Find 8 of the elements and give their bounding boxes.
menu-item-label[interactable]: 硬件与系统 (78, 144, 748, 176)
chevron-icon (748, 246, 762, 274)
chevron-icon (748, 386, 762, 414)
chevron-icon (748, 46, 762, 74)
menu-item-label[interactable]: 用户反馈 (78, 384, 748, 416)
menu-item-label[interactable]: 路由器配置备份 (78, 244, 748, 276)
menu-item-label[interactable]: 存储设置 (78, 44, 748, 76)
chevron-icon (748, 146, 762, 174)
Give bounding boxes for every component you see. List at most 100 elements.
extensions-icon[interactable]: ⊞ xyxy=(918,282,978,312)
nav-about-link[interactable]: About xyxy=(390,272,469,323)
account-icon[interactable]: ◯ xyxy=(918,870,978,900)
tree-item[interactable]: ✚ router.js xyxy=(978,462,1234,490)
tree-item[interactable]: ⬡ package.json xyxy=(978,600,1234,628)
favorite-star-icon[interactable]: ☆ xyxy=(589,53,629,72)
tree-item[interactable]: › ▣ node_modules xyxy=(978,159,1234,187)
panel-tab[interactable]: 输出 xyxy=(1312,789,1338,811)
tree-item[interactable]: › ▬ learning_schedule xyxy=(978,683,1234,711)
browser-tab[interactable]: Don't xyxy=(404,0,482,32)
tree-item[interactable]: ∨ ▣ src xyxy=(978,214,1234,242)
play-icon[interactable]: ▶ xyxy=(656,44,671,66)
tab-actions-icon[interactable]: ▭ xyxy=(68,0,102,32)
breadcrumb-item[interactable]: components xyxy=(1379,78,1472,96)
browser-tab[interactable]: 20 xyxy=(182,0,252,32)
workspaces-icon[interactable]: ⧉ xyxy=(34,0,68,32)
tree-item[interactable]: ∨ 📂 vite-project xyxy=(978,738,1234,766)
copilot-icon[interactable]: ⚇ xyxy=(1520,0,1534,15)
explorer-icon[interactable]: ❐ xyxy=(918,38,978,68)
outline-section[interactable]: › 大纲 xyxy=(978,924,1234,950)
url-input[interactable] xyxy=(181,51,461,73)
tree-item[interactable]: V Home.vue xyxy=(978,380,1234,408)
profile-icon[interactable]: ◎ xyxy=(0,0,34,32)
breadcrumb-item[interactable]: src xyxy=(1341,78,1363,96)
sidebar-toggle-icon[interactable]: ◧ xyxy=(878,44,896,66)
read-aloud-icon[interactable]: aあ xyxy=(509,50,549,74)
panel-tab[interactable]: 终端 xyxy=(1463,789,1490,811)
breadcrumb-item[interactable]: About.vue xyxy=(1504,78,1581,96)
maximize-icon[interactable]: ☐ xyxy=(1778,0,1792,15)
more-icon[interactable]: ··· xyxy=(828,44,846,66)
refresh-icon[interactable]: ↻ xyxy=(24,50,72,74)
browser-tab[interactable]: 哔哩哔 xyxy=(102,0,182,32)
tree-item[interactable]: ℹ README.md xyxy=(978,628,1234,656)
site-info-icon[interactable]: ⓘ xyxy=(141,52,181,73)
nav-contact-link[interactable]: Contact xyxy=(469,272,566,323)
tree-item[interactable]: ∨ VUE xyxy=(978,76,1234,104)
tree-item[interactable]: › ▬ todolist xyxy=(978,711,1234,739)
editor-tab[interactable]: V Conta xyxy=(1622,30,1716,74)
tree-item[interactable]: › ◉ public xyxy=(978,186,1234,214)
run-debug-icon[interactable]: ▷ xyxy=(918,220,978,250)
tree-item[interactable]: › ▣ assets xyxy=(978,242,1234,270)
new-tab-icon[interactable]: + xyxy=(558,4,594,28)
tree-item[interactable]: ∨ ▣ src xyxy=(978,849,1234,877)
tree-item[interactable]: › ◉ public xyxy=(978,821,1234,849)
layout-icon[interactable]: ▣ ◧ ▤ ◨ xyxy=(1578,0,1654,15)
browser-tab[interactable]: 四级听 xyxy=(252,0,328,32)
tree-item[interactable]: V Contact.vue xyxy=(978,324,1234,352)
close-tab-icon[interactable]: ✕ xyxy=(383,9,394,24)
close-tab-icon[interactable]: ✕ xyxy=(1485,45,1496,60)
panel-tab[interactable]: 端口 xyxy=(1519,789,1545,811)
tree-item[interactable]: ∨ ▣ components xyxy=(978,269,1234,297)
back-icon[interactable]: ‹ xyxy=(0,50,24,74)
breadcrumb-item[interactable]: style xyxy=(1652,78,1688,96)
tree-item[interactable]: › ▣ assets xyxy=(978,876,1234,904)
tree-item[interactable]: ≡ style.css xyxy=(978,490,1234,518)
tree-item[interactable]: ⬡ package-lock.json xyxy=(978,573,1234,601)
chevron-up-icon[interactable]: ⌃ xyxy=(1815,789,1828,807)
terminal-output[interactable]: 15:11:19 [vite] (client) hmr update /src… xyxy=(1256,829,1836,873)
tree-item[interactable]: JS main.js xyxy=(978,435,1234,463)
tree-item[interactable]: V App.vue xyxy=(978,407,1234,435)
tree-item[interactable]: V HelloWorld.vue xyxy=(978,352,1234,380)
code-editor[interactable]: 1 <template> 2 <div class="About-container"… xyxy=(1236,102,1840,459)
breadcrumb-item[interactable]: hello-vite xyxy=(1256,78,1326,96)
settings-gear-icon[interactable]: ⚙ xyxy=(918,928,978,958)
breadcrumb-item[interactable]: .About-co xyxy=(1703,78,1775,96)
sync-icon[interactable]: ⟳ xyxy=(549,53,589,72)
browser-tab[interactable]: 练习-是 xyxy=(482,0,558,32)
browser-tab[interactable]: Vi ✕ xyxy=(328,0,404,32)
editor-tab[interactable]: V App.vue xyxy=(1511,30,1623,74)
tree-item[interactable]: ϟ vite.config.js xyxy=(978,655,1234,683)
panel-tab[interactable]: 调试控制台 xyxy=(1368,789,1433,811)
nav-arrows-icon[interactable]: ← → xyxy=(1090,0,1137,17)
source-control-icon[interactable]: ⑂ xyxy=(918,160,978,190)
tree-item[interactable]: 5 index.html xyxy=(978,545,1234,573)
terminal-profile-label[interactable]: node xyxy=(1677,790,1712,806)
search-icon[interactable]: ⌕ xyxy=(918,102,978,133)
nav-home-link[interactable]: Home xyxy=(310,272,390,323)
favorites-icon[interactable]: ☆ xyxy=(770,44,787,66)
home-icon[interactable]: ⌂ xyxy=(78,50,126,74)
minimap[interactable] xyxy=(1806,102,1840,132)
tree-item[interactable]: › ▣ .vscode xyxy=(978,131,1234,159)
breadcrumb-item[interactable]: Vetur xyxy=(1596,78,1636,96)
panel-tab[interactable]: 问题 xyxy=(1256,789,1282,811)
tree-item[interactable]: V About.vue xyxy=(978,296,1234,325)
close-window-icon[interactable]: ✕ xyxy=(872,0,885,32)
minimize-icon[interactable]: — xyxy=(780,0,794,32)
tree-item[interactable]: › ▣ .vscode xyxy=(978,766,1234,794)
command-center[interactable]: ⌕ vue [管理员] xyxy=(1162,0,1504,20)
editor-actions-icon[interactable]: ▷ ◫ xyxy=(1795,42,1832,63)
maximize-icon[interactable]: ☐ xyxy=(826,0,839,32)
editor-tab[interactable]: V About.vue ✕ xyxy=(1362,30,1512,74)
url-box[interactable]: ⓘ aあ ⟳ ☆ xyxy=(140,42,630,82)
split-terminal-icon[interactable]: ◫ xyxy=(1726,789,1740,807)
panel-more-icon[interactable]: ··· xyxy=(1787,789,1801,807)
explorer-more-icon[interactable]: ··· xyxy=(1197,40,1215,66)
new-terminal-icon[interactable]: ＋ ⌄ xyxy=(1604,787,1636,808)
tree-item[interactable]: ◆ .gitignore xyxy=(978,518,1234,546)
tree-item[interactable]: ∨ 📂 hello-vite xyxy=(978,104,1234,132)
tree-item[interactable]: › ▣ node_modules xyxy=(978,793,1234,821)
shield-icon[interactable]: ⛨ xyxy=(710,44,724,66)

--------------------

▶ [Problem statement] Could you copy the items word for word, from the very first line through the line containing "chevron-icon (748, 46, 762, 74)", with both ends included?

▶ [Exercise answer]
Find 8 of the elements and give their bounding boxes.
menu-item-label[interactable]: 硬件与系统 (78, 144, 748, 176)
chevron-icon (748, 246, 762, 274)
chevron-icon (748, 386, 762, 414)
chevron-icon (748, 46, 762, 74)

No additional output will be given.